- _What is being asked_
Reproduce the data that follows in its entirety, character for character.

- _Data extract_
————
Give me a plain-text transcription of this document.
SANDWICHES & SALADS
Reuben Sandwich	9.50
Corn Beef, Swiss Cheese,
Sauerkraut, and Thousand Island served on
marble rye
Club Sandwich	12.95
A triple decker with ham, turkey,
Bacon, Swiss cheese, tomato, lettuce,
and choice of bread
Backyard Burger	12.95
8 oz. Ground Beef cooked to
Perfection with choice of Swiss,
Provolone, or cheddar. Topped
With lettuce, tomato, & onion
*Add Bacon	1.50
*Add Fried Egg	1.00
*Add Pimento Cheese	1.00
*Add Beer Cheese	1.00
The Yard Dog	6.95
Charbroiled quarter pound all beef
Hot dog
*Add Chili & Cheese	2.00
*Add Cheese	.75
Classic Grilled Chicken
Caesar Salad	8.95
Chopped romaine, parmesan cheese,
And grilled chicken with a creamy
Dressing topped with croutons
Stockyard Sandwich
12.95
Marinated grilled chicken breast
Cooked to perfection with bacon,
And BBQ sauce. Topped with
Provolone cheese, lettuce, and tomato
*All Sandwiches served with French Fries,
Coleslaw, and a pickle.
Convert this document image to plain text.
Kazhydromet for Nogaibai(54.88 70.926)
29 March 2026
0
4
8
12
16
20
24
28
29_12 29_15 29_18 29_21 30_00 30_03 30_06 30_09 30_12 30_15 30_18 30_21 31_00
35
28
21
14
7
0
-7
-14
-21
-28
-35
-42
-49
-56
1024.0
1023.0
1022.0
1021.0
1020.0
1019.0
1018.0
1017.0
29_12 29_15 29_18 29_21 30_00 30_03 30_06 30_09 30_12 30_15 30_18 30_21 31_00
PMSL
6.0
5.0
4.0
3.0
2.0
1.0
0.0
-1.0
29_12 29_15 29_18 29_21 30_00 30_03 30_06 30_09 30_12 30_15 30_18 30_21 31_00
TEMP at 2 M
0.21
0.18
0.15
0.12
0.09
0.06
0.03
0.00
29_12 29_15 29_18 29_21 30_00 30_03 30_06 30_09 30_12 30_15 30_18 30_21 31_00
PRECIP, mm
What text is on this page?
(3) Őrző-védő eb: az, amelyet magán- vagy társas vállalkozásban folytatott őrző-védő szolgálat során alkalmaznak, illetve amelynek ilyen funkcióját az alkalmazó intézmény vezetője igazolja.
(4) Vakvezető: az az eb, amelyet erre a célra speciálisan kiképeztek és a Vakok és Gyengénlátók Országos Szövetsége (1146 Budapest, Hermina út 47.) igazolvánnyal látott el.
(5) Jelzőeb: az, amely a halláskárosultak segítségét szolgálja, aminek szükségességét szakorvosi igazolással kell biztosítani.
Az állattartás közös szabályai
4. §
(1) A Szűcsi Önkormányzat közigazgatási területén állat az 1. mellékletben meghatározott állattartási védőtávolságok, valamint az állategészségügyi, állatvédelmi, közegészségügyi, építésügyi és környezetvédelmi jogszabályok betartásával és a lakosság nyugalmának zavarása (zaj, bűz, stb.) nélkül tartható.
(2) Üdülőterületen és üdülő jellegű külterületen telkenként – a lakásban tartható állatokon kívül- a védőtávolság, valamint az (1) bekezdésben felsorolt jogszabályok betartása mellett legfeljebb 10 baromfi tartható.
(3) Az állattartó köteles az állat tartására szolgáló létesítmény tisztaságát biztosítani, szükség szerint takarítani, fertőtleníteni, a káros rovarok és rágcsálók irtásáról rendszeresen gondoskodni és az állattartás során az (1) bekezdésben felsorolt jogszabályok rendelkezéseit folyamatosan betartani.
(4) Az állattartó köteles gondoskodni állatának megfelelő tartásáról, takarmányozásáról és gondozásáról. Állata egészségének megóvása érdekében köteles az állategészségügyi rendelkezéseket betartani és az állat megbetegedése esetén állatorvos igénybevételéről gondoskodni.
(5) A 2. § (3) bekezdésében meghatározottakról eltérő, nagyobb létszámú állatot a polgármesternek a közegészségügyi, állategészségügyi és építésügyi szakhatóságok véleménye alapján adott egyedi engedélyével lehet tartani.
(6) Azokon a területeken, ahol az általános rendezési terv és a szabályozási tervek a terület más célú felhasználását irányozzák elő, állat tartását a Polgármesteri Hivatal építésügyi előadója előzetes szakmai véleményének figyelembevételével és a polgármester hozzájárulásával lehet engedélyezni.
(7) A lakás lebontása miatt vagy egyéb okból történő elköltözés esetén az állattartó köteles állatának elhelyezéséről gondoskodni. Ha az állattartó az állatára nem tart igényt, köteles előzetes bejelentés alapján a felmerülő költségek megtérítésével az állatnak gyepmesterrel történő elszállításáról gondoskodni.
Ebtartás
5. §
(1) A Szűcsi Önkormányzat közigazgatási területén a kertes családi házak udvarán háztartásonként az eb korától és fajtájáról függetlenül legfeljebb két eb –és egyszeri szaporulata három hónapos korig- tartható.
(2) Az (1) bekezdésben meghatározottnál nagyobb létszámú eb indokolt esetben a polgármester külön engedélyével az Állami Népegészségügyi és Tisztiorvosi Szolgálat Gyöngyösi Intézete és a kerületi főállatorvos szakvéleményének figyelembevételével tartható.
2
————
- _Result_
Give me a plain-text transcription of this document.
SANDWICHES & SALADS
Reuben Sandwich	9.50
Corn Beef, Swiss Cheese,
Sauerkraut, and Thousand Island served on
marble rye
Club Sandwich	12.95
A triple decker with ham, turkey,
Bacon, Swiss cheese, tomato, lettuce,
and choice of bread
Backyard Burger	12.95
8 oz. Ground Beef cooked to
Perfection with choice of Swiss,
Provolone, or cheddar. Topped
With lettuce, tomato, & onion
*Add Bacon	1.50
*Add Fried Egg	1.00
*Add Pimento Cheese	1.00
*Add Beer Cheese	1.00
The Yard Dog	6.95
Charbroiled quarter pound all beef
Hot dog
*Add Chili & Cheese	2.00
*Add Cheese	.75
Classic Grilled Chicken
Caesar Salad	8.95
Chopped romaine, parmesan cheese,
And grilled chicken with a creamy
Dressing topped with croutons
Stockyard Sandwich
12.95
Marinated grilled chicken breast
Cooked to perfection with bacon,
And BBQ sauce. Topped with
Provolone cheese, lettuce, and tomato
*All Sandwiches served with French Fries,
Coleslaw, and a pickle.
Convert this document image to plain text.
Kazhydromet for Nogaibai(54.88 70.926)
29 March 2026
0
4
8
12
16
20
24
28
29_12 29_15 29_18 29_21 30_00 30_03 30_06 30_09 30_12 30_15 30_18 30_21 31_00
35
28
21
14
7
0
-7
-14
-21
-28
-35
-42
-49
-56
1024.0
1023.0
1022.0
1021.0
1020.0
1019.0
1018.0
1017.0
29_12 29_15 29_18 29_21 30_00 30_03 30_06 30_09 30_12 30_15 30_18 30_21 31_00
PMSL
6.0
5.0
4.0
3.0
2.0
1.0
0.0
-1.0
29_12 29_15 29_18 29_21 30_00 30_03 30_06 30_09 30_12 30_15 30_18 30_21 31_00
TEMP at 2 M
0.21
0.18
0.15
0.12
0.09
0.06
0.03
0.00
29_12 29_15 29_18 29_21 30_00 30_03 30_06 30_09 30_12 30_15 30_18 30_21 31_00
PRECIP, mm
What text is on this page?
(3) Őrző-védő eb: az, amelyet magán- vagy társas vállalkozásban folytatott őrző-védő szolgálat során alkalmaznak, illetve amelynek ilyen funkcióját az alkalmazó intézmény vezetője igazolja.
(4) Vakvezető: az az eb, amelyet erre a célra speciálisan kiképeztek és a Vakok és Gyengénlátók Országos Szövetsége (1146 Budapest, Hermina út 47.) igazolvánnyal látott el.
(5) Jelzőeb: az, amely a halláskárosultak segítségét szolgálja, aminek szükségességét szakorvosi igazolással kell biztosítani.
Az állattartás közös szabályai
4. §
(1) A Szűcsi Önkormányzat közigazgatási területén állat az 1. mellékletben meghatározott állattartási védőtávolságok, valamint az állategészségügyi, állatvédelmi, közegészségügyi, építésügyi és környezetvédelmi jogszabályok betartásával és a lakosság nyugalmának zavarása (zaj, bűz, stb.) nélkül tartható.
(2) Üdülőterületen és üdülő jellegű külterületen telkenként – a lakásban tartható állatokon kívül- a védőtávolság, valamint az (1) bekezdésben felsorolt jogszabályok betartása mellett legfeljebb 10 baromfi tartható.
(3) Az állattartó köteles az állat tartására szolgáló létesítmény tisztaságát biztosítani, szükség szerint takarítani, fertőtleníteni, a káros rovarok és rágcsálók irtásáról rendszeresen gondoskodni és az állattartás során az (1) bekezdésben felsorolt jogszabályok rendelkezéseit folyamatosan betartani.
(4) Az állattartó köteles gondoskodni állatának megfelelő tartásáról, takarmányozásáról és gondozásáról. Állata egészségének megóvása érdekében köteles az állategészségügyi rendelkezéseket betartani és az állat megbetegedése esetén állatorvos igénybevételéről gondoskodni.
(5) A 2. § (3) bekezdésében meghatározottakról eltérő, nagyobb létszámú állatot a polgármesternek a közegészségügyi, állategészségügyi és építésügyi szakhatóságok véleménye alapján adott egyedi engedélyével lehet tartani.
(6) Azokon a területeken, ahol az általános rendezési terv és a szabályozási tervek a terület más célú felhasználását irányozzák elő, állat tartását a Polgármesteri Hivatal építésügyi előadója előzetes szakmai véleményének figyelembevételével és a polgármester hozzájárulásával lehet engedélyezni.
(7) A lakás lebontása miatt vagy egyéb okból történő elköltözés esetén az állattartó köteles állatának elhelyezéséről gondoskodni. Ha az állattartó az állatára nem tart igényt, köteles előzetes bejelentés alapján a felmerülő költségek megtérítésével az állatnak gyepmesterrel történő elszállításáról gondoskodni.
Ebtartás
5. §
(1) A Szűcsi Önkormányzat közigazgatási területén a kertes családi házak udvarán háztartásonként az eb korától és fajtájáról függetlenül legfeljebb két eb –és egyszeri szaporulata három hónapos korig- tartható.
(2) Az (1) bekezdésben meghatározottnál nagyobb létszámú eb indokolt esetben a polgármester külön engedélyével az Állami Népegészségügyi és Tisztiorvosi Szolgálat Gyöngyösi Intézete és a kerületi főállatorvos szakvéleményének figyelembevételével tartható.
2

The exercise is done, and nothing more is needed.